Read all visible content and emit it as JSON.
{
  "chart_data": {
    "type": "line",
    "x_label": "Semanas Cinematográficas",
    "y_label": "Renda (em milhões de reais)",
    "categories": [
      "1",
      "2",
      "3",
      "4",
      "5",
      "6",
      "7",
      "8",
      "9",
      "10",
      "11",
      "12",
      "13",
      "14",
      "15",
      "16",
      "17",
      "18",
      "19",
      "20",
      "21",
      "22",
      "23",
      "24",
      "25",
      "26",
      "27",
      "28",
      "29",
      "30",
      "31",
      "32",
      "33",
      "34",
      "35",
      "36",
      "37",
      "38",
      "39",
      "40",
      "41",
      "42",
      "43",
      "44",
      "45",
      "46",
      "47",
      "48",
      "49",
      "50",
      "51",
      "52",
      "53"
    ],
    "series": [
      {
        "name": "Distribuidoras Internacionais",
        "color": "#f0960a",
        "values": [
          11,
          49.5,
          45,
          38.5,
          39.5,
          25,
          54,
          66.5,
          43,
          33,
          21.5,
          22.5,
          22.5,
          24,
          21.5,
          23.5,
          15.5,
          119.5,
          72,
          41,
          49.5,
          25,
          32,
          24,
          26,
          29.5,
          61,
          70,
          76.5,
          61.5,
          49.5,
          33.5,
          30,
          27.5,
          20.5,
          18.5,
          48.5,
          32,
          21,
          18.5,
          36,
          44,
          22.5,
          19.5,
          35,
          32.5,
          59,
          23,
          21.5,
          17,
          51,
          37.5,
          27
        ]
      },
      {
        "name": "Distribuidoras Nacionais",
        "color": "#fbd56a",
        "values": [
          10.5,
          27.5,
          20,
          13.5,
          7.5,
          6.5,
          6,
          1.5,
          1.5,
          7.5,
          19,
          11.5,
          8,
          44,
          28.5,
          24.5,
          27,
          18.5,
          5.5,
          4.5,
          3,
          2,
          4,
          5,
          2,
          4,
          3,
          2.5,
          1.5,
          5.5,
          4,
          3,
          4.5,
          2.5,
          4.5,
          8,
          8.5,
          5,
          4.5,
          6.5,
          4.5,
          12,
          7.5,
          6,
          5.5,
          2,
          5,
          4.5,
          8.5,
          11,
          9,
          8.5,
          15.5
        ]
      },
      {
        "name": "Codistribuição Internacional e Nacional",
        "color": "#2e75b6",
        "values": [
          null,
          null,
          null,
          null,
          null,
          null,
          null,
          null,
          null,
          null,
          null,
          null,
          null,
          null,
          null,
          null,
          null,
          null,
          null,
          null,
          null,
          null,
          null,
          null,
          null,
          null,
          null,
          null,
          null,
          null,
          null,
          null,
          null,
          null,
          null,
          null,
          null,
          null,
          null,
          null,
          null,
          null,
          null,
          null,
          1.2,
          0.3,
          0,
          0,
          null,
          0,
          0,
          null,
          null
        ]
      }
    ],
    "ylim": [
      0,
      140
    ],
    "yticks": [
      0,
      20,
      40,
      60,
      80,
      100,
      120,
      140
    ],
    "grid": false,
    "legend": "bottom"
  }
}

▶ _TASK DIRECTIONS_
Every record should be repeated exactly; please leave none out.

▶ _TASK OUTPUT_
Read all visible content and emit it as JSON.
{
  "chart_data": {
    "type": "line",
    "x_label": "Semanas Cinematográficas",
    "y_label": "Renda (em milhões de reais)",
    "categories": [
      "1",
      "2",
      "3",
      "4",
      "5",
      "6",
      "7",
      "8",
      "9",
      "10",
      "11",
      "12",
      "13",
      "14",
      "15",
      "16",
      "17",
      "18",
      "19",
      "20",
      "21",
      "22",
      "23",
      "24",
      "25",
      "26",
      "27",
      "28",
      "29",
      "30",
      "31",
      "32",
      "33",
      "34",
      "35",
      "36",
      "37",
      "38",
      "39",
      "40",
      "41",
      "42",
      "43",
      "44",
      "45",
      "46",
      "47",
      "48",
      "49",
      "50",
      "51",
      "52",
      "53"
    ],
    "series": [
      {
        "name": "Distribuidoras Internacionais",
        "color": "#f0960a",
        "values": [
          11,
          49.5,
          45,
          38.5,
          39.5,
          25,
          54,
          66.5,
          43,
          33,
          21.5,
          22.5,
          22.5,
          24,
          21.5,
          23.5,
          15.5,
          119.5,
          72,
          41,
          49.5,
          25,
          32,
          24,
          26,
          29.5,
          61,
          70,
          76.5,
          61.5,
          49.5,
          33.5,
          30,
          27.5,
          20.5,
          18.5,
          48.5,
          32,
          21,
          18.5,
          36,
          44,
          22.5,
          19.5,
          35,
          32.5,
          59,
          23,
          21.5,
          17,
          51,
          37.5,
          27
        ]
      },
      {
        "name": "Distribuidoras Nacionais",
        "color": "#fbd56a",
        "values": [
          10.5,
          27.5,
          20,
          13.5,
          7.5,
          6.5,
          6,
          1.5,
          1.5,
          7.5,
          19,
          11.5,
          8,
          44,
          28.5,
          24.5,
          27,
          18.5,
          5.5,
          4.5,
          3,
          2,
          4,
          5,
          2,
          4,
          3,
          2.5,
          1.5,
          5.5,
          4,
          3,
          4.5,
          2.5,
          4.5,
          8,
          8.5,
          5,
          4.5,
          6.5,
          4.5,
          12,
          7.5,
          6,
          5.5,
          2,
          5,
          4.5,
          8.5,
          11,
          9,
          8.5,
          15.5
        ]
      },
      {
        "name": "Codistribuição Internacional e Nacional",
        "color": "#2e75b6",
        "values": [
          null,
          null,
          null,
          null,
          null,
          null,
          null,
          null,
          null,
          null,
          null,
          null,
          null,
          null,
          null,
          null,
          null,
          null,
          null,
          null,
          null,
          null,
          null,
          null,
          null,
          null,
          null,
          null,
          null,
          null,
          null,
          null,
          null,
          null,
          null,
          null,
          null,
          null,
          null,
          null,
          null,
          null,
          null,
          null,
          1.2,
          0.3,
          0,
          0,
          null,
          0,
          0,
          null,
          null
        ]
      }
    ],
    "ylim": [
      0,
      140
    ],
    "yticks": [
      0,
      20,
      40,
      60,
      80,
      100,
      120,
      140
    ],
    "grid": false,
    "legend": "bottom"
  }
}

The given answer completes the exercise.